◆ To be done: Where the word "refresh" occurs in a line, return that line.

◆ Data provided:
_ _ _
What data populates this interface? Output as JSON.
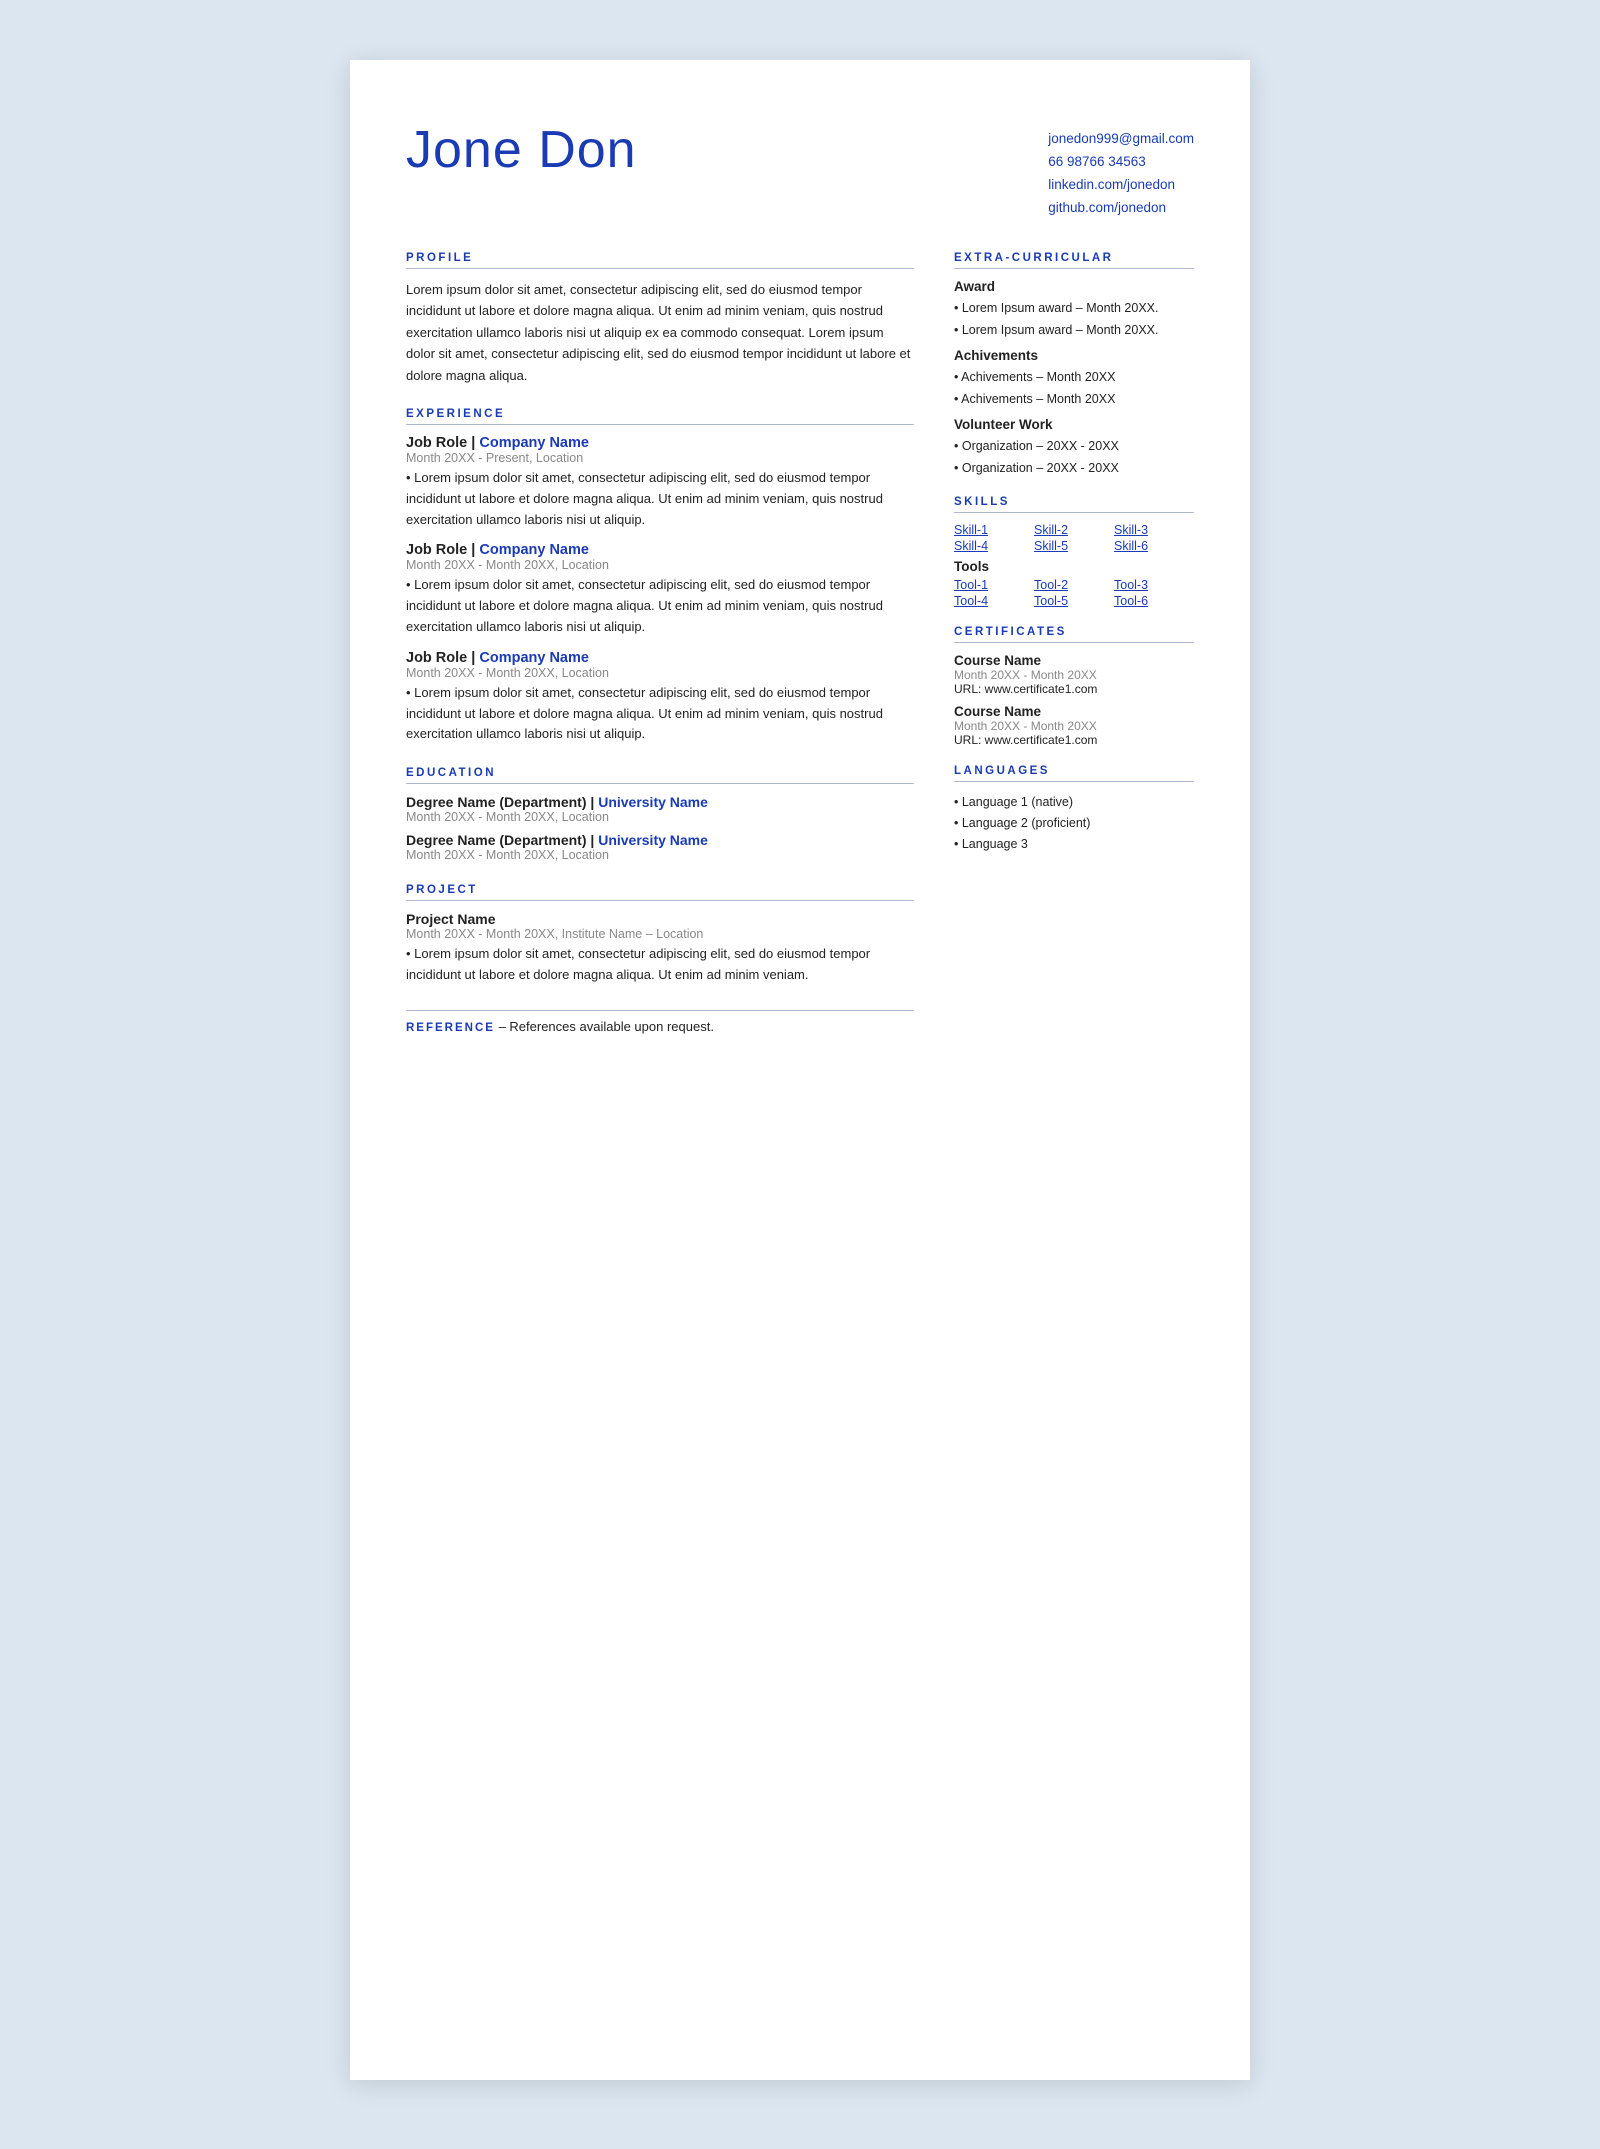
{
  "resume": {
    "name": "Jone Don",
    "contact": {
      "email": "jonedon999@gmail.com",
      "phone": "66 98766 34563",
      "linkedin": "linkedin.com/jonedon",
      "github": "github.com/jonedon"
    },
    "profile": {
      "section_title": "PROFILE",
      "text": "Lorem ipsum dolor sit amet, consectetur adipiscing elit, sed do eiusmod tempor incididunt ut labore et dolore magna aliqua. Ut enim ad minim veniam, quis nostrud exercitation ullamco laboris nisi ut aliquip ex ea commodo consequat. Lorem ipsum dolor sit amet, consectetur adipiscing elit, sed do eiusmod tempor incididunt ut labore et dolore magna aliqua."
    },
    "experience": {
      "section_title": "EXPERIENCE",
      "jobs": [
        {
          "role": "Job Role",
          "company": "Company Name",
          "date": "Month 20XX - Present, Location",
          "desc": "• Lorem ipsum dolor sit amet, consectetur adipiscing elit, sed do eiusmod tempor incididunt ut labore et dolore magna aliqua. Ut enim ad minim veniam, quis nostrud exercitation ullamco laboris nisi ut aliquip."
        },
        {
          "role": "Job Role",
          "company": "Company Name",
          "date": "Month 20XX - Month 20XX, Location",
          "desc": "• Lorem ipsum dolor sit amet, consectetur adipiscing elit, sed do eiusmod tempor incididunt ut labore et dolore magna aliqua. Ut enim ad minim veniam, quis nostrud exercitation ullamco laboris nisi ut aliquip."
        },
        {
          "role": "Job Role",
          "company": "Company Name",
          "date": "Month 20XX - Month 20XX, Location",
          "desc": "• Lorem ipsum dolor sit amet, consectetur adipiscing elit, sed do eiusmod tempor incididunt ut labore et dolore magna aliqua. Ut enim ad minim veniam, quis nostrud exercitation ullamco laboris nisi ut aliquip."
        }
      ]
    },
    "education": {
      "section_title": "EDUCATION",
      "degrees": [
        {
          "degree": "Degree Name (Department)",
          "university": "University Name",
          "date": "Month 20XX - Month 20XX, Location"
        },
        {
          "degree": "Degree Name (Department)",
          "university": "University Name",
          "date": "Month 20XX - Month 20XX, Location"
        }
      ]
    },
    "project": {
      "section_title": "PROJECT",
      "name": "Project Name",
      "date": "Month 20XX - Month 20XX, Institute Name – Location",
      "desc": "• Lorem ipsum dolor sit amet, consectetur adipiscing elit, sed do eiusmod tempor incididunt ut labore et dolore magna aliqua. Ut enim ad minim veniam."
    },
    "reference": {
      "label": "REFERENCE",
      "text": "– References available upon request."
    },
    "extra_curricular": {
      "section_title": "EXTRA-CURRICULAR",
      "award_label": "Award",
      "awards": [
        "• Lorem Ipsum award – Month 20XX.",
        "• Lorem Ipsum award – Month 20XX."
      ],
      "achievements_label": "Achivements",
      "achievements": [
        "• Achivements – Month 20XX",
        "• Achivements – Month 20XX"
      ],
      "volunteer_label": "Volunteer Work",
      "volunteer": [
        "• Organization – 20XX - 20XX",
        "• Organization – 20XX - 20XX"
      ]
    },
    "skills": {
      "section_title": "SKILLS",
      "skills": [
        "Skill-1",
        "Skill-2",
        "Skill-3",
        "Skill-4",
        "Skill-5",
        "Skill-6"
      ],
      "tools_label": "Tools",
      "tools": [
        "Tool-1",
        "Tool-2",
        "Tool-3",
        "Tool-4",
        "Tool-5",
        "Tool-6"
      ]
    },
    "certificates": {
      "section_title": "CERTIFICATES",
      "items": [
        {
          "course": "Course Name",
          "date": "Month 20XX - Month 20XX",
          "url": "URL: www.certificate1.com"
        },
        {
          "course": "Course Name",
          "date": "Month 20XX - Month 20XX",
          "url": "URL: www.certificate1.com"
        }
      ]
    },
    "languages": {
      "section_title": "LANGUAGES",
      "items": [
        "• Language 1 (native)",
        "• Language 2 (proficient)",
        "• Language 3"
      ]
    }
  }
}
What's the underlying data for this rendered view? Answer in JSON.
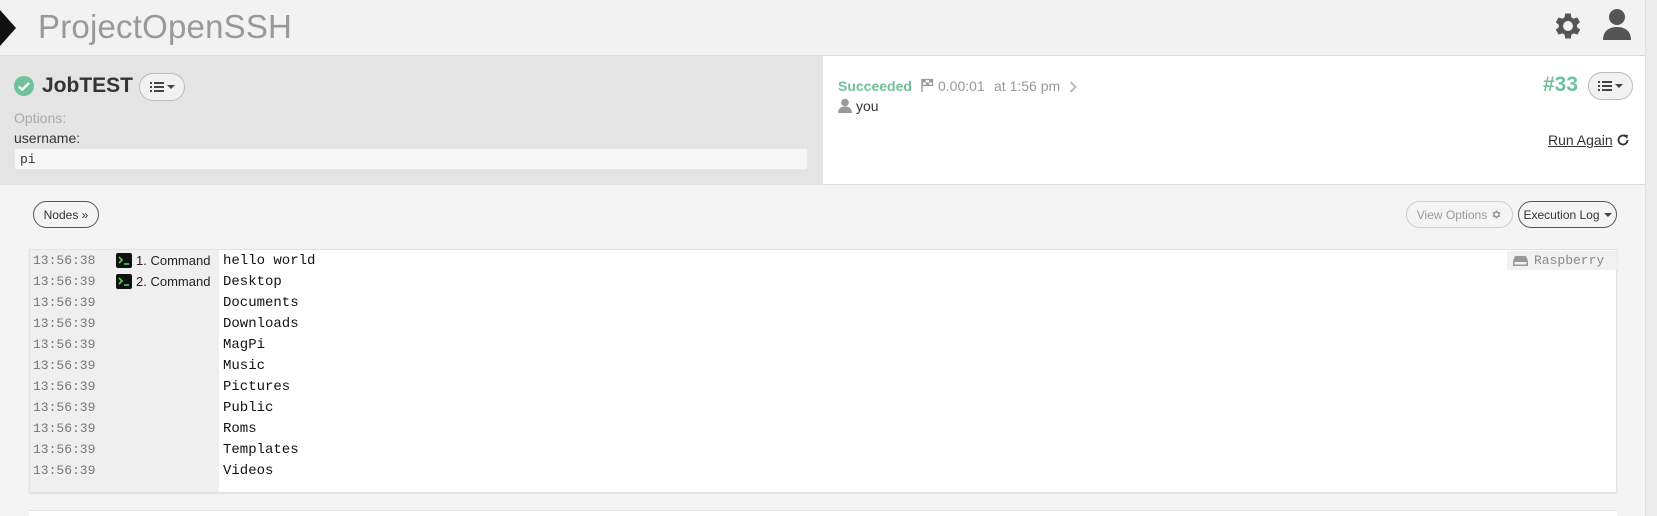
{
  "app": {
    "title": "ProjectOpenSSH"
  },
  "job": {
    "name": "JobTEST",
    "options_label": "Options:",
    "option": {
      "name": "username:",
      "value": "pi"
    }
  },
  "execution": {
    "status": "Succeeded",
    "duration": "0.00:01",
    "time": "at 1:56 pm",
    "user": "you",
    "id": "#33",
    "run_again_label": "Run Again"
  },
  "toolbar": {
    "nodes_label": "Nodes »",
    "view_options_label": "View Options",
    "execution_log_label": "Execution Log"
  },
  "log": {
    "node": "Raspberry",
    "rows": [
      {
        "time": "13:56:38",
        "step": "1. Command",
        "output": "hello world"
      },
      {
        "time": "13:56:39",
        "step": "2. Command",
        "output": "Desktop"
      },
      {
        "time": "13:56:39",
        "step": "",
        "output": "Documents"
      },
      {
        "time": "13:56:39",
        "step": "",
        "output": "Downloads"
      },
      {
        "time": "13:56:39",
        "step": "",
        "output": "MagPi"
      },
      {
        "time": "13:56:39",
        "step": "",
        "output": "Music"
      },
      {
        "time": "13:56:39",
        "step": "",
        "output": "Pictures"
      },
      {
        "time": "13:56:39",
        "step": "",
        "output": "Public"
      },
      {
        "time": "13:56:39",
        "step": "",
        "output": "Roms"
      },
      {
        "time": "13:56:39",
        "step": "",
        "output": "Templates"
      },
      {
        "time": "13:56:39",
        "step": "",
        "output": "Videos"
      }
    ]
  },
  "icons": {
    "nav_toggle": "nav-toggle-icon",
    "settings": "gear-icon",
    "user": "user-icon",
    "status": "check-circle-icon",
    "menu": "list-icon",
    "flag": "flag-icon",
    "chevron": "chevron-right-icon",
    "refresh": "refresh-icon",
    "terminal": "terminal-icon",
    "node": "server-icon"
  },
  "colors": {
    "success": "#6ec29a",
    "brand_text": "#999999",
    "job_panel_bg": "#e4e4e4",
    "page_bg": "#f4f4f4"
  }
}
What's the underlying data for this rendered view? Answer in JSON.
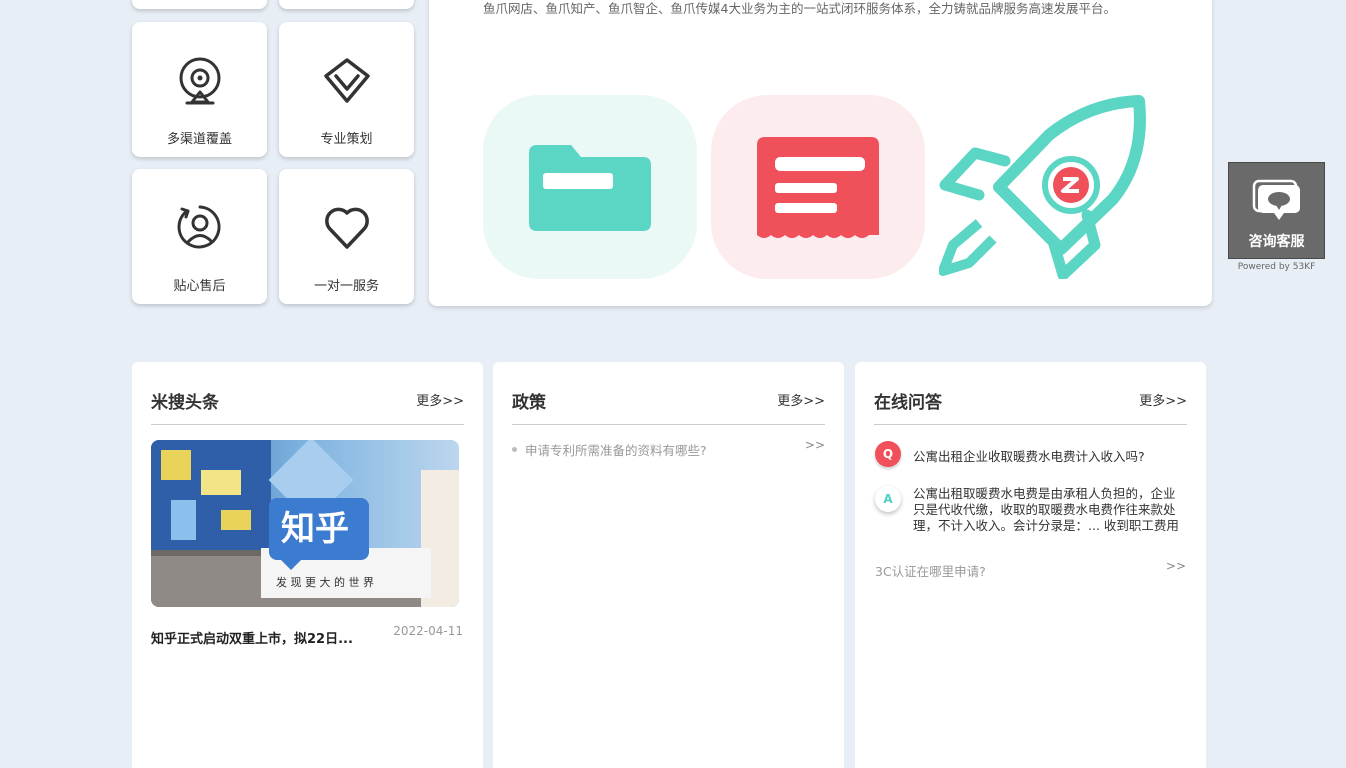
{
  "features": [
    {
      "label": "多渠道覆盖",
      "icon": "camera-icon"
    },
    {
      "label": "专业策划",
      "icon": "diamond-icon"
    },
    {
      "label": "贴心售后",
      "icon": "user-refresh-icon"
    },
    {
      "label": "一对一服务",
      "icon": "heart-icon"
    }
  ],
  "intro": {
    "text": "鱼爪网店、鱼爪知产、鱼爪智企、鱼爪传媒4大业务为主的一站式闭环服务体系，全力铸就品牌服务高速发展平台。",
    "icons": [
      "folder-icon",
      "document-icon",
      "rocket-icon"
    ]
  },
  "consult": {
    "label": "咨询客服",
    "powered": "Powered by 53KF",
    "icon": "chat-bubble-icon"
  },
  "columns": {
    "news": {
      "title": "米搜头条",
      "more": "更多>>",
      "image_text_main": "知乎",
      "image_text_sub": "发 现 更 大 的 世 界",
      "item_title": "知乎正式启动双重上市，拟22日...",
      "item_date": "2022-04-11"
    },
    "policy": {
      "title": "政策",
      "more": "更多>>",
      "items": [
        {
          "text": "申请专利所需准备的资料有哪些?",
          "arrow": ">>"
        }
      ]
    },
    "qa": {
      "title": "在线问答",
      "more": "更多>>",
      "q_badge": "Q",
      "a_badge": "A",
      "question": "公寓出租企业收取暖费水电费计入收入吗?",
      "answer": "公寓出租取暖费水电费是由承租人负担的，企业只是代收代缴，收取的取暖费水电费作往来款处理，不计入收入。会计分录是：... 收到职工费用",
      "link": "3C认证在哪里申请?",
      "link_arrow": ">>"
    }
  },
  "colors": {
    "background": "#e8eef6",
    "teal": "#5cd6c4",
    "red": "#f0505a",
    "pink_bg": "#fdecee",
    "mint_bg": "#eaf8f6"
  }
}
_ _ _
◆ Solution:
    "refresh": "refresh-icon",
      "icon": "user-refresh-icon"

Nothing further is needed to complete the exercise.